[Entries from a dataset]
>>>
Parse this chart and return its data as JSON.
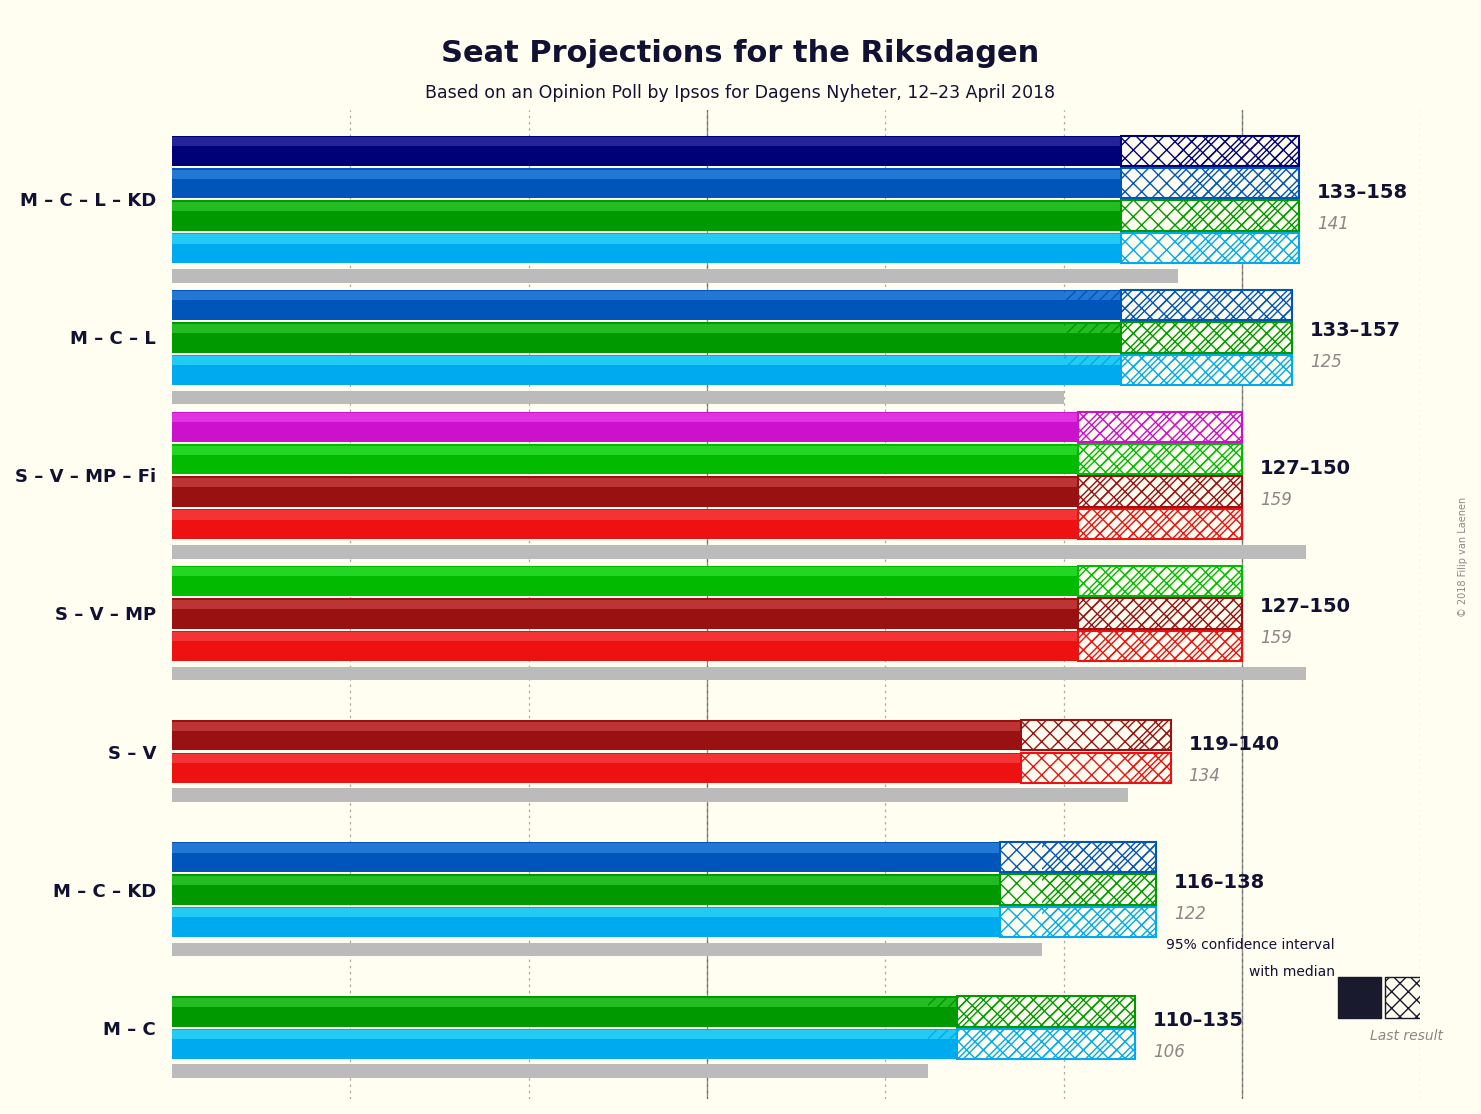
{
  "title": "Seat Projections for the Riksdagen",
  "subtitle": "Based on an Opinion Poll by Ipsos for Dagens Nyheter, 12–23 April 2018",
  "copyright": "© 2018 Filip van Laenen",
  "background_color": "#fffef0",
  "coalitions": [
    {
      "label": "M – C – L – KD",
      "ci_low": 133,
      "ci_high": 158,
      "median": 141,
      "last_result": 141,
      "parties": [
        "M",
        "C",
        "L",
        "KD"
      ],
      "colors": [
        "#00AAEE",
        "#009900",
        "#0055BB",
        "#000077"
      ],
      "ci_label": "133–158",
      "median_label": "141"
    },
    {
      "label": "M – C – L",
      "ci_low": 133,
      "ci_high": 157,
      "median": 125,
      "last_result": 125,
      "parties": [
        "M",
        "C",
        "L"
      ],
      "colors": [
        "#00AAEE",
        "#009900",
        "#0055BB"
      ],
      "ci_label": "133–157",
      "median_label": "125"
    },
    {
      "label": "S – V – MP – Fi",
      "ci_low": 127,
      "ci_high": 150,
      "median": 159,
      "last_result": 159,
      "parties": [
        "S",
        "V",
        "MP",
        "Fi"
      ],
      "colors": [
        "#EE1111",
        "#991111",
        "#00BB00",
        "#CC11CC"
      ],
      "ci_label": "127–150",
      "median_label": "159"
    },
    {
      "label": "S – V – MP",
      "ci_low": 127,
      "ci_high": 150,
      "median": 159,
      "last_result": 159,
      "parties": [
        "S",
        "V",
        "MP"
      ],
      "colors": [
        "#EE1111",
        "#991111",
        "#00BB00"
      ],
      "ci_label": "127–150",
      "median_label": "159"
    },
    {
      "label": "S – V",
      "ci_low": 119,
      "ci_high": 140,
      "median": 134,
      "last_result": 134,
      "parties": [
        "S",
        "V"
      ],
      "colors": [
        "#EE1111",
        "#991111"
      ],
      "ci_label": "119–140",
      "median_label": "134"
    },
    {
      "label": "M – C – KD",
      "ci_low": 116,
      "ci_high": 138,
      "median": 122,
      "last_result": 122,
      "parties": [
        "M",
        "C",
        "KD"
      ],
      "colors": [
        "#00AAEE",
        "#009900",
        "#0055BB"
      ],
      "ci_label": "116–138",
      "median_label": "122"
    },
    {
      "label": "M – C",
      "ci_low": 110,
      "ci_high": 135,
      "median": 106,
      "last_result": 106,
      "parties": [
        "M",
        "C"
      ],
      "colors": [
        "#00AAEE",
        "#009900"
      ],
      "ci_label": "110–135",
      "median_label": "106"
    }
  ],
  "x_max": 175,
  "dotted_lines": [
    25,
    50,
    75,
    100,
    125,
    150,
    175
  ],
  "solid_vlines": [
    75,
    150
  ],
  "gray_color": "#BBBBBB",
  "label_color": "#111133",
  "median_label_color": "#888888"
}
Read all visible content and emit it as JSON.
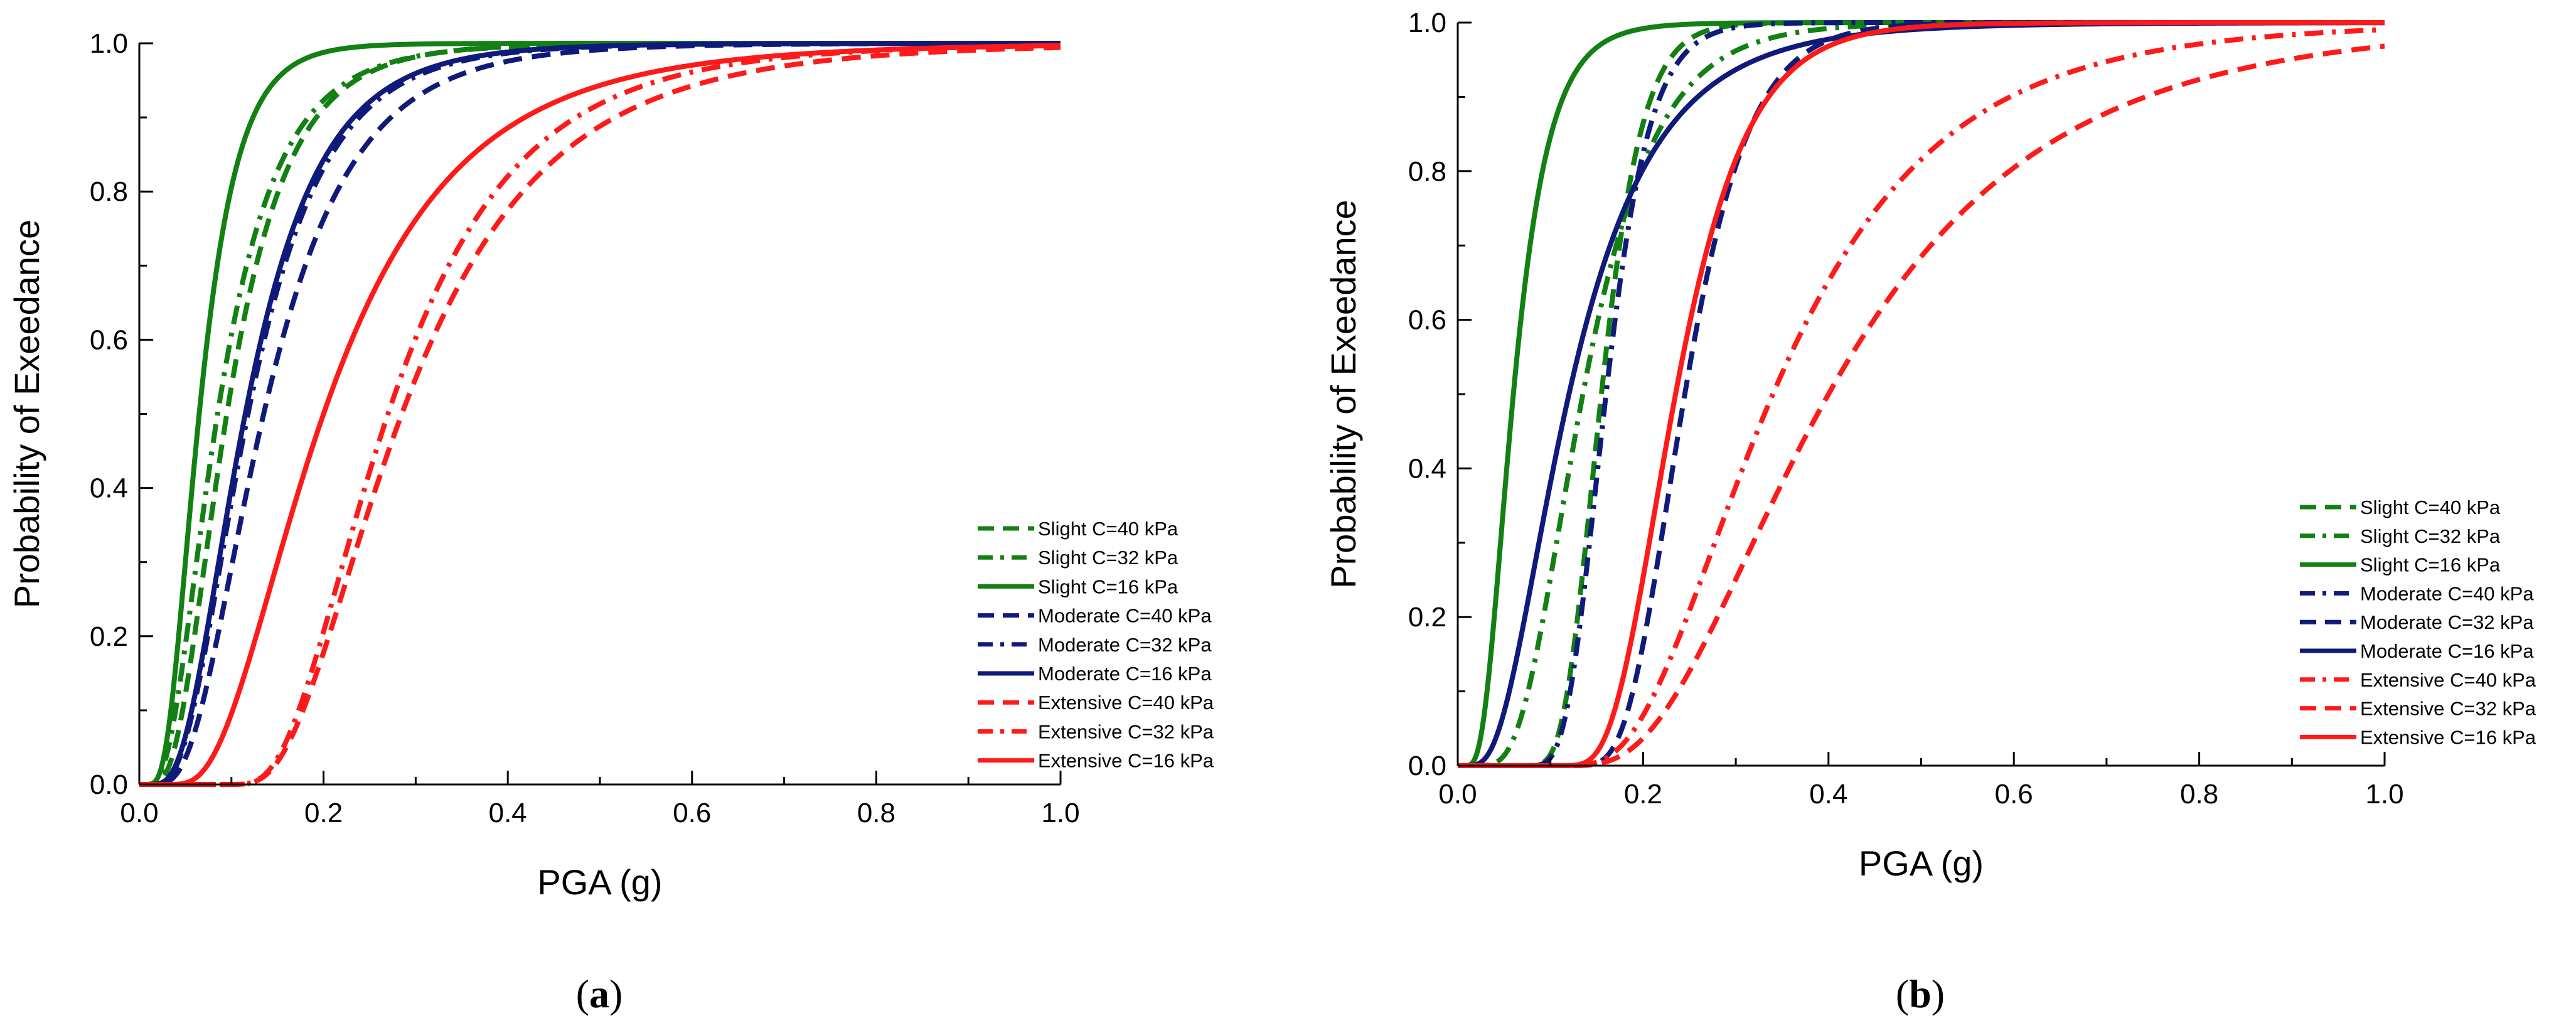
{
  "colors": {
    "slight": "#138013",
    "moderate": "#0f1a7a",
    "extensive": "#ff1a1a"
  },
  "chart_data": [
    {
      "type": "line",
      "panel_label": "(a)",
      "panel_letter": "a",
      "xlabel": "PGA (g)",
      "ylabel": "Probability of Exeedance",
      "xlim": [
        0,
        1
      ],
      "ylim": [
        0,
        1
      ],
      "x_ticks": [
        "0.0",
        "0.2",
        "0.4",
        "0.6",
        "0.8",
        "1.0"
      ],
      "y_ticks": [
        "0.0",
        "0.2",
        "0.4",
        "0.6",
        "0.8",
        "1.0"
      ],
      "legend_position": "lower-right",
      "series": [
        {
          "name": "Slight C=40 kPa",
          "group": "slight",
          "style": "dash",
          "median": 0.095,
          "beta": 0.55,
          "shift": 0
        },
        {
          "name": "Slight C=32 kPa",
          "group": "slight",
          "style": "dashdot",
          "median": 0.085,
          "beta": 0.6,
          "shift": 0
        },
        {
          "name": "Slight C=16 kPa",
          "group": "slight",
          "style": "solid",
          "median": 0.065,
          "beta": 0.5,
          "shift": 0
        },
        {
          "name": "Moderate C=40 kPa",
          "group": "moderate",
          "style": "dash",
          "median": 0.135,
          "beta": 0.55,
          "shift": 0
        },
        {
          "name": "Moderate C=32 kPa",
          "group": "moderate",
          "style": "dashdot",
          "median": 0.118,
          "beta": 0.55,
          "shift": 0
        },
        {
          "name": "Moderate C=16 kPa",
          "group": "moderate",
          "style": "solid",
          "median": 0.115,
          "beta": 0.55,
          "shift": 0
        },
        {
          "name": "Extensive C=40 kPa",
          "group": "extensive",
          "style": "dash",
          "median": 0.2,
          "beta": 0.6,
          "shift": 0.085
        },
        {
          "name": "Extensive C=32 kPa",
          "group": "extensive",
          "style": "dashdot",
          "median": 0.185,
          "beta": 0.58,
          "shift": 0.085
        },
        {
          "name": "Extensive C=16 kPa",
          "group": "extensive",
          "style": "solid",
          "median": 0.18,
          "beta": 0.62,
          "shift": 0.02
        }
      ]
    },
    {
      "type": "line",
      "panel_label": "(b)",
      "panel_letter": "b",
      "xlabel": "PGA (g)",
      "ylabel": "Probability of Exeedance",
      "xlim": [
        0,
        1
      ],
      "ylim": [
        0,
        1
      ],
      "x_ticks": [
        "0.0",
        "0.2",
        "0.4",
        "0.6",
        "0.8",
        "1.0"
      ],
      "y_ticks": [
        "0.0",
        "0.2",
        "0.4",
        "0.6",
        "0.8",
        "1.0"
      ],
      "legend_position": "lower-right",
      "series": [
        {
          "name": "Slight C=40 kPa",
          "group": "slight",
          "style": "dash",
          "median": 0.115,
          "beta": 0.3,
          "shift": 0.04
        },
        {
          "name": "Slight C=32 kPa",
          "group": "slight",
          "style": "dashdot",
          "median": 0.135,
          "beta": 0.45,
          "shift": 0
        },
        {
          "name": "Slight C=16 kPa",
          "group": "slight",
          "style": "solid",
          "median": 0.06,
          "beta": 0.5,
          "shift": 0
        },
        {
          "name": "Moderate C=40 kPa",
          "group": "moderate",
          "style": "dashdot",
          "median": 0.115,
          "beta": 0.32,
          "shift": 0.045
        },
        {
          "name": "Moderate C=32 kPa",
          "group": "moderate",
          "style": "dash",
          "median": 0.155,
          "beta": 0.35,
          "shift": 0.09
        },
        {
          "name": "Moderate C=16 kPa",
          "group": "moderate",
          "style": "solid",
          "median": 0.12,
          "beta": 0.6,
          "shift": 0
        },
        {
          "name": "Extensive C=40 kPa",
          "group": "extensive",
          "style": "dashdot",
          "median": 0.25,
          "beta": 0.55,
          "shift": 0.09
        },
        {
          "name": "Extensive C=32 kPa",
          "group": "extensive",
          "style": "dash",
          "median": 0.31,
          "beta": 0.58,
          "shift": 0.09
        },
        {
          "name": "Extensive C=16 kPa",
          "group": "extensive",
          "style": "solid",
          "median": 0.15,
          "beta": 0.4,
          "shift": 0.085
        }
      ]
    }
  ]
}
<<<
Task instructions
Quote every record above exactly, leaving out any pictures.

Task solution
Parse this chart and return its data as JSON.
{
  "title": "Seat Projections for the Riksdagen",
  "subtitle": "Based on an Opinion Poll by Ipsos for Dagens Nyheter, 12–23 April 2018",
  "copyright": "© 2018 Filip van Laenen",
  "background_color": "#fffef0",
  "coalitions": [
    {
      "label": "M – C – L – KD",
      "ci_low": 133,
      "ci_high": 158,
      "median": 141,
      "last_result": 141,
      "parties": [
        "M",
        "C",
        "L",
        "KD"
      ],
      "colors": [
        "#00AAEE",
        "#009900",
        "#0055BB",
        "#000077"
      ],
      "ci_label": "133–158",
      "median_label": "141"
    },
    {
      "label": "M – C – L",
      "ci_low": 133,
      "ci_high": 157,
      "median": 125,
      "last_result": 125,
      "parties": [
        "M",
        "C",
        "L"
      ],
      "colors": [
        "#00AAEE",
        "#009900",
        "#0055BB"
      ],
      "ci_label": "133–157",
      "median_label": "125"
    },
    {
      "label": "S – V – MP – Fi",
      "ci_low": 127,
      "ci_high": 150,
      "median": 159,
      "last_result": 159,
      "parties": [
        "S",
        "V",
        "MP",
        "Fi"
      ],
      "colors": [
        "#EE1111",
        "#991111",
        "#00BB00",
        "#CC11CC"
      ],
      "ci_label": "127–150",
      "median_label": "159"
    },
    {
      "label": "S – V – MP",
      "ci_low": 127,
      "ci_high": 150,
      "median": 159,
      "last_result": 159,
      "parties": [
        "S",
        "V",
        "MP"
      ],
      "colors": [
        "#EE1111",
        "#991111",
        "#00BB00"
      ],
      "ci_label": "127–150",
      "median_label": "159"
    },
    {
      "label": "S – V",
      "ci_low": 119,
      "ci_high": 140,
      "median": 134,
      "last_result": 134,
      "parties": [
        "S",
        "V"
      ],
      "colors": [
        "#EE1111",
        "#991111"
      ],
      "ci_label": "119–140",
      "median_label": "134"
    },
    {
      "label": "M – C – KD",
      "ci_low": 116,
      "ci_high": 138,
      "median": 122,
      "last_result": 122,
      "parties": [
        "M",
        "C",
        "KD"
      ],
      "colors": [
        "#00AAEE",
        "#009900",
        "#0055BB"
      ],
      "ci_label": "116–138",
      "median_label": "122"
    },
    {
      "label": "M – C",
      "ci_low": 110,
      "ci_high": 135,
      "median": 106,
      "last_result": 106,
      "parties": [
        "M",
        "C"
      ],
      "colors": [
        "#00AAEE",
        "#009900"
      ],
      "ci_label": "110–135",
      "median_label": "106"
    }
  ],
  "x_max": 175,
  "dotted_lines": [
    25,
    50,
    75,
    100,
    125,
    150,
    175
  ],
  "solid_vlines": [
    75,
    150
  ],
  "gray_color": "#BBBBBB",
  "label_color": "#111133",
  "median_label_color": "#888888"
}
Read all visible content and emit it as JSON.
{
  "colors": {
    "slight": "#138013",
    "moderate": "#0f1a7a",
    "extensive": "#ff1a1a"
  },
  "chart_data": [
    {
      "type": "line",
      "panel_label": "(a)",
      "panel_letter": "a",
      "xlabel": "PGA (g)",
      "ylabel": "Probability of Exeedance",
      "xlim": [
        0,
        1
      ],
      "ylim": [
        0,
        1
      ],
      "x_ticks": [
        "0.0",
        "0.2",
        "0.4",
        "0.6",
        "0.8",
        "1.0"
      ],
      "y_ticks": [
        "0.0",
        "0.2",
        "0.4",
        "0.6",
        "0.8",
        "1.0"
      ],
      "legend_position": "lower-right",
      "series": [
        {
          "name": "Slight C=40 kPa",
          "group": "slight",
          "style": "dash",
          "median": 0.095,
          "beta": 0.55,
          "shift": 0
        },
        {
          "name": "Slight C=32 kPa",
          "group": "slight",
          "style": "dashdot",
          "median": 0.085,
          "beta": 0.6,
          "shift": 0
        },
        {
          "name": "Slight C=16 kPa",
          "group": "slight",
          "style": "solid",
          "median": 0.065,
          "beta": 0.5,
          "shift": 0
        },
        {
          "name": "Moderate C=40 kPa",
          "group": "moderate",
          "style": "dash",
          "median": 0.135,
          "beta": 0.55,
          "shift": 0
        },
        {
          "name": "Moderate C=32 kPa",
          "group": "moderate",
          "style": "dashdot",
          "median": 0.118,
          "beta": 0.55,
          "shift": 0
        },
        {
          "name": "Moderate C=16 kPa",
          "group": "moderate",
          "style": "solid",
          "median": 0.115,
          "beta": 0.55,
          "shift": 0
        },
        {
          "name": "Extensive C=40 kPa",
          "group": "extensive",
          "style": "dash",
          "median": 0.2,
          "beta": 0.6,
          "shift": 0.085
        },
        {
          "name": "Extensive C=32 kPa",
          "group": "extensive",
          "style": "dashdot",
          "median": 0.185,
          "beta": 0.58,
          "shift": 0.085
        },
        {
          "name": "Extensive C=16 kPa",
          "group": "extensive",
          "style": "solid",
          "median": 0.18,
          "beta": 0.62,
          "shift": 0.02
        }
      ]
    },
    {
      "type": "line",
      "panel_label": "(b)",
      "panel_letter": "b",
      "xlabel": "PGA (g)",
      "ylabel": "Probability of Exeedance",
      "xlim": [
        0,
        1
      ],
      "ylim": [
        0,
        1
      ],
      "x_ticks": [
        "0.0",
        "0.2",
        "0.4",
        "0.6",
        "0.8",
        "1.0"
      ],
      "y_ticks": [
        "0.0",
        "0.2",
        "0.4",
        "0.6",
        "0.8",
        "1.0"
      ],
      "legend_position": "lower-right",
      "series": [
        {
          "name": "Slight C=40 kPa",
          "group": "slight",
          "style": "dash",
          "median": 0.115,
          "beta": 0.3,
          "shift": 0.04
        },
        {
          "name": "Slight C=32 kPa",
          "group": "slight",
          "style": "dashdot",
          "median": 0.135,
          "beta": 0.45,
          "shift": 0
        },
        {
          "name": "Slight C=16 kPa",
          "group": "slight",
          "style": "solid",
          "median": 0.06,
          "beta": 0.5,
          "shift": 0
        },
        {
          "name": "Moderate C=40 kPa",
          "group": "moderate",
          "style": "dashdot",
          "median": 0.115,
          "beta": 0.32,
          "shift": 0.045
        },
        {
          "name": "Moderate C=32 kPa",
          "group": "moderate",
          "style": "dash",
          "median": 0.155,
          "beta": 0.35,
          "shift": 0.09
        },
        {
          "name": "Moderate C=16 kPa",
          "group": "moderate",
          "style": "solid",
          "median": 0.12,
          "beta": 0.6,
          "shift": 0
        },
        {
          "name": "Extensive C=40 kPa",
          "group": "extensive",
          "style": "dashdot",
          "median": 0.25,
          "beta": 0.55,
          "shift": 0.09
        },
        {
          "name": "Extensive C=32 kPa",
          "group": "extensive",
          "style": "dash",
          "median": 0.31,
          "beta": 0.58,
          "shift": 0.09
        },
        {
          "name": "Extensive C=16 kPa",
          "group": "extensive",
          "style": "solid",
          "median": 0.15,
          "beta": 0.4,
          "shift": 0.085
        }
      ]
    }
  ]
}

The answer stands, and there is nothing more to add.